_REQUIREMENT 1:_
In the passage about Semco, how many floors does the headquarters building have?

For truly big decisions, such as buying another company, everyone at Semco gets a vote. A few years ago, when we wanted to relocate a factory, we
closed down for a day and everyone piled into buses to inspect three possible new sites. Then the workers decided. Their choice hardly thrilled us, since it was
next to a company that was frequently on strike. But while no one in management wanted front row seats to labor-management strife, we moved in anyway. In the lobby of our headquarters, a standard-issue office building with four floors of steel and glass, there is a reception desk but receptionist. That’s the first clue that we are different.

We don’t have receptionists. We don’t think they are necessary, despite all our visitors. We don’t have secretaries either, or personal assistants. We don’t believe in cluttering the payroll with ungratifying, dead-end jobs. Everyone at Semco, even top managers, fetches guests, stands over photocopiers, send faxes, type letters, and dials the phone. We don’t have executive dining rooms and parking is strictly first-come, first-served. It’s all part of running a natural ‘business’.

At Semco we have stripped away the unnecessary perks and privileges that feed the ego but hurt the balance sheet and distract everyone from the crucial corporate tasks of making, selling, billing and collecting. Our offices don’t even have the usual number of walls. Instead, a forest of plans separates the desks, computers and drawing boards in our work areas. The mood is informal: some people wear suits and ties or dresses, others jeans and sneakers. It does not matter. If people want to emulate Thomas Watson and don white button-downs, that’s fine. But turtleneck and T-shirts are okay, too. And I want our people to feel free to put their feet on their desks, just like me.

I am pleased to report that more than once a group of Semco executes has been interrupted by people who wanted to use their conference room to hold a birthday party. They use my room in office to hold conferences. Sometimes when I enter in my room, someone was sitting in my chair, using my phone. I have to wait on visitors’ sofa for the meeting to get over.

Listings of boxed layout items
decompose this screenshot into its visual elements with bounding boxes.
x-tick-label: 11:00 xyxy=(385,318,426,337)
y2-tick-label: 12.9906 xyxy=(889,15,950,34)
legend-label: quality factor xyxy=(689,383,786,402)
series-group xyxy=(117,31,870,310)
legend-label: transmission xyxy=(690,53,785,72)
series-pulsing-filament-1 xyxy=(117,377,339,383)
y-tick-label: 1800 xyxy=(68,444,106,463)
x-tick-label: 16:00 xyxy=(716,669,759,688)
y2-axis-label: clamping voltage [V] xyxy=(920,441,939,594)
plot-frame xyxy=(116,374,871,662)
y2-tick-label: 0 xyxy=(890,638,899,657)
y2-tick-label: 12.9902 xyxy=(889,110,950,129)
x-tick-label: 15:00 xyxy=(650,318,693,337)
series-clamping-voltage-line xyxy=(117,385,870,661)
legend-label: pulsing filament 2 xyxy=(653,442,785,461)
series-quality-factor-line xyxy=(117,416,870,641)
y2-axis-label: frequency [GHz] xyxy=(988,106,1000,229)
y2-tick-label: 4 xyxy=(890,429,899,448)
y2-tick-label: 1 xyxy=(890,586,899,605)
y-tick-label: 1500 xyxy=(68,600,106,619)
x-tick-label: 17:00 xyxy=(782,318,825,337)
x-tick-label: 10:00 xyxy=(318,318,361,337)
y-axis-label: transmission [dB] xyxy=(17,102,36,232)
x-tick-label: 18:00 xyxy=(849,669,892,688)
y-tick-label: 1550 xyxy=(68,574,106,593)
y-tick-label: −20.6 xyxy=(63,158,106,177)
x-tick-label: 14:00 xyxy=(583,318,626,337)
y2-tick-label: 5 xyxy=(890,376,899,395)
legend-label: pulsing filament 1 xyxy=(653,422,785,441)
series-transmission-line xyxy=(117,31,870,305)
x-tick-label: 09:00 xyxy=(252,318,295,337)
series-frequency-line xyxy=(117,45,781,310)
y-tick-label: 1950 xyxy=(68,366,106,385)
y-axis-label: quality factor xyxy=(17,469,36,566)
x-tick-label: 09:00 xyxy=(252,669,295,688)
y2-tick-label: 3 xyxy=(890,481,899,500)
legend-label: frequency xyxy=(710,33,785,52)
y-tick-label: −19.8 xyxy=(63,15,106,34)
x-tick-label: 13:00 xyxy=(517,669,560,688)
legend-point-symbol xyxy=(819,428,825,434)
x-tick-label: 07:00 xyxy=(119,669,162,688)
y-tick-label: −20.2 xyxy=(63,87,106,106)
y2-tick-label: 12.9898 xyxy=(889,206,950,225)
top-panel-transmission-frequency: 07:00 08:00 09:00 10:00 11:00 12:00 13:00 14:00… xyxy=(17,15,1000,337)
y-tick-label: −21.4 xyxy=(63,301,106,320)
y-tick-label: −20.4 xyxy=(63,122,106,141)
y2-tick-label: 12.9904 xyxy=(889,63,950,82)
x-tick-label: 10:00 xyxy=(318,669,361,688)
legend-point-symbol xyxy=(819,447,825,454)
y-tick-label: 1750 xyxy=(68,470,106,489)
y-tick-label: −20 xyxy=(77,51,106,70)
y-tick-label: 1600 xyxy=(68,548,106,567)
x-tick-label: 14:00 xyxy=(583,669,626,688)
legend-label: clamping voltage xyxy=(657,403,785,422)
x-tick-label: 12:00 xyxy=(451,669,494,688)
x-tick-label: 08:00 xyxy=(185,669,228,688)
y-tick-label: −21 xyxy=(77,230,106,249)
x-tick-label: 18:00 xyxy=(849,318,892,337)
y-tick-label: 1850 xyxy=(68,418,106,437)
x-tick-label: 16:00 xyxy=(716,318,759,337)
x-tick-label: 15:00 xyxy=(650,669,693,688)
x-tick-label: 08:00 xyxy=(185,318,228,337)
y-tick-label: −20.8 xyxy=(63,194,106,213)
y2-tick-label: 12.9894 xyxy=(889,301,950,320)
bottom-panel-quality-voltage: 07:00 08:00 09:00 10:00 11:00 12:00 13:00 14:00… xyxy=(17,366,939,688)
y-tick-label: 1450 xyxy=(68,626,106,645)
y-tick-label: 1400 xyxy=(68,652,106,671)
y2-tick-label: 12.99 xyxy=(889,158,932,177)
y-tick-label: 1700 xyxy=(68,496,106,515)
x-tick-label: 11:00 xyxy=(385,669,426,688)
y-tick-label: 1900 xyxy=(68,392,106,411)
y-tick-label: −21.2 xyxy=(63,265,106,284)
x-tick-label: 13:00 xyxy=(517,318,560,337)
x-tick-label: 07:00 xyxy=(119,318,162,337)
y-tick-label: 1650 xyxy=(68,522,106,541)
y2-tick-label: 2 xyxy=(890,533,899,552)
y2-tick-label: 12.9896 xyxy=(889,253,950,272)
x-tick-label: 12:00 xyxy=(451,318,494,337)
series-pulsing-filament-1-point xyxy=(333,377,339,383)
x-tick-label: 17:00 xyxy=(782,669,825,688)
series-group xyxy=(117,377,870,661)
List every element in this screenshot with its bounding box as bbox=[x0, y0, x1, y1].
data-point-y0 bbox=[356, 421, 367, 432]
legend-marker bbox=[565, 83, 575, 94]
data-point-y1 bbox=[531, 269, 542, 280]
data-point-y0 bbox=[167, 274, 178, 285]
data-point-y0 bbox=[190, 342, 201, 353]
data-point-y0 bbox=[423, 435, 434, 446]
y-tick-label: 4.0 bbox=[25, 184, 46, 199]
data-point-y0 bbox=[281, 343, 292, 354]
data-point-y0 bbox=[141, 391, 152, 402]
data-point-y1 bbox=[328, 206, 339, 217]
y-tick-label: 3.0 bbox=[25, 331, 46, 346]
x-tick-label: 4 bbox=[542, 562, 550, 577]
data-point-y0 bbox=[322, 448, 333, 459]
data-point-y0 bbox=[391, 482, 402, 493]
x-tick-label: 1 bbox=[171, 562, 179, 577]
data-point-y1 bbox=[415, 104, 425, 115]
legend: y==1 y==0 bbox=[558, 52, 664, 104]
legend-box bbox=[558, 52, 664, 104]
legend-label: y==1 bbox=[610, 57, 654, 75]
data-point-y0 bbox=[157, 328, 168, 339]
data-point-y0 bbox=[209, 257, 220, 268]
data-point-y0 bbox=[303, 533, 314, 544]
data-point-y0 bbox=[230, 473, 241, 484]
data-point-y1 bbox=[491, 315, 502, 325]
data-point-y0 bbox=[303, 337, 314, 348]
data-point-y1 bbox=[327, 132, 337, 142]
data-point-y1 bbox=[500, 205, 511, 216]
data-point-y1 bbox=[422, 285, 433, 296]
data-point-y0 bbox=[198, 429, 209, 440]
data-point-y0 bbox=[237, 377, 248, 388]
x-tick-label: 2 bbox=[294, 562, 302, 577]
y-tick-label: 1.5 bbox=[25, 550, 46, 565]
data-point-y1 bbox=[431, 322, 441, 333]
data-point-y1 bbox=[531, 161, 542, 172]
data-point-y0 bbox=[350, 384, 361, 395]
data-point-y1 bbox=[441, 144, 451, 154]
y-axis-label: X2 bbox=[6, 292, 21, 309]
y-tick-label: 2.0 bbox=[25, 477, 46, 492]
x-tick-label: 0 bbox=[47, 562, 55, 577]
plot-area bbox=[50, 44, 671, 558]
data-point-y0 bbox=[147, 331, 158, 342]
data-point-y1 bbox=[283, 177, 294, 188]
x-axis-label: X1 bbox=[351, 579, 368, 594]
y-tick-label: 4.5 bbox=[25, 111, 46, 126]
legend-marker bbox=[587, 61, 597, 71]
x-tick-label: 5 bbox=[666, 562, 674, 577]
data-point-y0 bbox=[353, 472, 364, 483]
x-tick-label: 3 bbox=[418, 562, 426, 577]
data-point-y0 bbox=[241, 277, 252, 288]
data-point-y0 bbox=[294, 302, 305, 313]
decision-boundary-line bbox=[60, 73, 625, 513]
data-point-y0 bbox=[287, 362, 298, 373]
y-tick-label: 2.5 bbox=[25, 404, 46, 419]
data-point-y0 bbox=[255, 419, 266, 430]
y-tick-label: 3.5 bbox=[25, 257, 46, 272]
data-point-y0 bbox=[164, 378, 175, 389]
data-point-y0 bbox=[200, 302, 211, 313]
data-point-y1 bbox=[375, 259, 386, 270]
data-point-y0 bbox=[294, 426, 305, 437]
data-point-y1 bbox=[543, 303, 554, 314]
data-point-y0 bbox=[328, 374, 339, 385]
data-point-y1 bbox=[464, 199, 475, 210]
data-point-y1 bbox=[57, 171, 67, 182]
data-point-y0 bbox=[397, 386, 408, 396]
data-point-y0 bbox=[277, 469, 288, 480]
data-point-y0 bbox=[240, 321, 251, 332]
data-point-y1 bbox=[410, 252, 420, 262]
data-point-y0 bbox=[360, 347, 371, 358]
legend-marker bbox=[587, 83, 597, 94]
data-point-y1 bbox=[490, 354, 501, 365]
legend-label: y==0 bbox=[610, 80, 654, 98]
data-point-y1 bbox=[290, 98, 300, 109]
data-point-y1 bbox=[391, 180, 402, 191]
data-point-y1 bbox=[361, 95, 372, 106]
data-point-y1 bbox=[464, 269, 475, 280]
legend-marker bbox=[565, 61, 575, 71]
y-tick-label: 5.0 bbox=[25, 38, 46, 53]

_REQUIREMENT 2:_
Return the listing lines word for word. Begin with the first line of the listing and stop after the line that contains "x-tick-label: 16:00 xyxy=(716,669,759,688)", including both of those lines.

_FINISHED ANSWER 1:_
Four floors.

_FINISHED ANSWER 2:_
decompose this screenshot into its visual elements with bounding boxes.
x-tick-label: 11:00 xyxy=(385,318,426,337)
y2-tick-label: 12.9906 xyxy=(889,15,950,34)
legend-label: quality factor xyxy=(689,383,786,402)
series-group xyxy=(117,31,870,310)
legend-label: transmission xyxy=(690,53,785,72)
series-pulsing-filament-1 xyxy=(117,377,339,383)
y-tick-label: 1800 xyxy=(68,444,106,463)
x-tick-label: 16:00 xyxy=(716,669,759,688)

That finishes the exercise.